Given task |
Reproduce the records exactly.

Data for this exercise |
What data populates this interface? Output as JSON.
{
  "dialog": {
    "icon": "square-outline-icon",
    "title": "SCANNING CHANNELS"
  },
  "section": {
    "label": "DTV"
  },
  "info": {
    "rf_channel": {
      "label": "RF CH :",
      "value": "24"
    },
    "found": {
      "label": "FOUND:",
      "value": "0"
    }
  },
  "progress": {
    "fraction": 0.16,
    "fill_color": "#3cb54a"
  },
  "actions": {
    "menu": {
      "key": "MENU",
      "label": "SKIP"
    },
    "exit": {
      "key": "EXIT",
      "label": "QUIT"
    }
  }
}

The result |
What data populates this interface? Output as JSON.
{
  "dialog": {
    "icon": "square-outline-icon",
    "title": "SCANNING CHANNELS"
  },
  "section": {
    "label": "DTV"
  },
  "info": {
    "rf_channel": {
      "label": "RF CH :",
      "value": "24"
    },
    "found": {
      "label": "FOUND:",
      "value": "0"
    }
  },
  "progress": {
    "fraction": 0.16,
    "fill_color": "#3cb54a"
  },
  "actions": {
    "menu": {
      "key": "MENU",
      "label": "SKIP"
    },
    "exit": {
      "key": "EXIT",
      "label": "QUIT"
    }
  }
}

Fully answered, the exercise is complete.